* _Goal_: Return the full material exactly.

(Dataset items)
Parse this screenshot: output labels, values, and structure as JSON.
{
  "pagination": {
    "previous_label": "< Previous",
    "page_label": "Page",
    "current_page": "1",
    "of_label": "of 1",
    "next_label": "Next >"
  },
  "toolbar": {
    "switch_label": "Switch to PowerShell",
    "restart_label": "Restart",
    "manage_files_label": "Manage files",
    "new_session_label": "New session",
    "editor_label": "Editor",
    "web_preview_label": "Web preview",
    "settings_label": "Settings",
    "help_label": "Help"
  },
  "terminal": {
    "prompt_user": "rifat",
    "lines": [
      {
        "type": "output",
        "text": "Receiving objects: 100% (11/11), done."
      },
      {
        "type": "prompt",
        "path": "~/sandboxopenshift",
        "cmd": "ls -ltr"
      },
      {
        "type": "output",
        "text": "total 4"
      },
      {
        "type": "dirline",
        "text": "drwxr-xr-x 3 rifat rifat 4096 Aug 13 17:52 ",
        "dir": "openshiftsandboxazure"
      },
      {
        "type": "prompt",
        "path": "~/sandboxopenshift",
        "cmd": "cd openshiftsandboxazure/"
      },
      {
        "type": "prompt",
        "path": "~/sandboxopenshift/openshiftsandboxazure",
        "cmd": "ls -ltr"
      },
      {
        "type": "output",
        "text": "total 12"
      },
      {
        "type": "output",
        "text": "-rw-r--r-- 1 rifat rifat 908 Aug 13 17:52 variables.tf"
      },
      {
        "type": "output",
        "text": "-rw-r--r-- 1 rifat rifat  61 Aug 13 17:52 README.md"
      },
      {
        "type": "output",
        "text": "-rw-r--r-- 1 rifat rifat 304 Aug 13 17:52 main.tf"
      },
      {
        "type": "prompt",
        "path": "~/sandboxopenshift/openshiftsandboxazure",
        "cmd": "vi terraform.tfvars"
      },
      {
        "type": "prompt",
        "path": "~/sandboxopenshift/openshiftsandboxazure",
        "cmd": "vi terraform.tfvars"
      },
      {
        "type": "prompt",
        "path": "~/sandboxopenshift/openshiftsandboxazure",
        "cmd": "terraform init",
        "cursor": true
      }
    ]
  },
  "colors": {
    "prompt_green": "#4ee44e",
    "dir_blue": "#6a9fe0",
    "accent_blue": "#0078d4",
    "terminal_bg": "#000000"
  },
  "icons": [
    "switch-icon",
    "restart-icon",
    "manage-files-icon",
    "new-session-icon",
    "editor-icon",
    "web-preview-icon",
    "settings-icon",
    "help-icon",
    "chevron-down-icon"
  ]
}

* _Task solution_:
Parse this screenshot: output labels, values, and structure as JSON.
{
  "pagination": {
    "previous_label": "< Previous",
    "page_label": "Page",
    "current_page": "1",
    "of_label": "of 1",
    "next_label": "Next >"
  },
  "toolbar": {
    "switch_label": "Switch to PowerShell",
    "restart_label": "Restart",
    "manage_files_label": "Manage files",
    "new_session_label": "New session",
    "editor_label": "Editor",
    "web_preview_label": "Web preview",
    "settings_label": "Settings",
    "help_label": "Help"
  },
  "terminal": {
    "prompt_user": "rifat",
    "lines": [
      {
        "type": "output",
        "text": "Receiving objects: 100% (11/11), done."
      },
      {
        "type": "prompt",
        "path": "~/sandboxopenshift",
        "cmd": "ls -ltr"
      },
      {
        "type": "output",
        "text": "total 4"
      },
      {
        "type": "dirline",
        "text": "drwxr-xr-x 3 rifat rifat 4096 Aug 13 17:52 ",
        "dir": "openshiftsandboxazure"
      },
      {
        "type": "prompt",
        "path": "~/sandboxopenshift",
        "cmd": "cd openshiftsandboxazure/"
      },
      {
        "type": "prompt",
        "path": "~/sandboxopenshift/openshiftsandboxazure",
        "cmd": "ls -ltr"
      },
      {
        "type": "output",
        "text": "total 12"
      },
      {
        "type": "output",
        "text": "-rw-r--r-- 1 rifat rifat 908 Aug 13 17:52 variables.tf"
      },
      {
        "type": "output",
        "text": "-rw-r--r-- 1 rifat rifat  61 Aug 13 17:52 README.md"
      },
      {
        "type": "output",
        "text": "-rw-r--r-- 1 rifat rifat 304 Aug 13 17:52 main.tf"
      },
      {
        "type": "prompt",
        "path": "~/sandboxopenshift/openshiftsandboxazure",
        "cmd": "vi terraform.tfvars"
      },
      {
        "type": "prompt",
        "path": "~/sandboxopenshift/openshiftsandboxazure",
        "cmd": "vi terraform.tfvars"
      },
      {
        "type": "prompt",
        "path": "~/sandboxopenshift/openshiftsandboxazure",
        "cmd": "terraform init",
        "cursor": true
      }
    ]
  },
  "colors": {
    "prompt_green": "#4ee44e",
    "dir_blue": "#6a9fe0",
    "accent_blue": "#0078d4",
    "terminal_bg": "#000000"
  },
  "icons": [
    "switch-icon",
    "restart-icon",
    "manage-files-icon",
    "new-session-icon",
    "editor-icon",
    "web-preview-icon",
    "settings-icon",
    "help-icon",
    "chevron-down-icon"
  ]
}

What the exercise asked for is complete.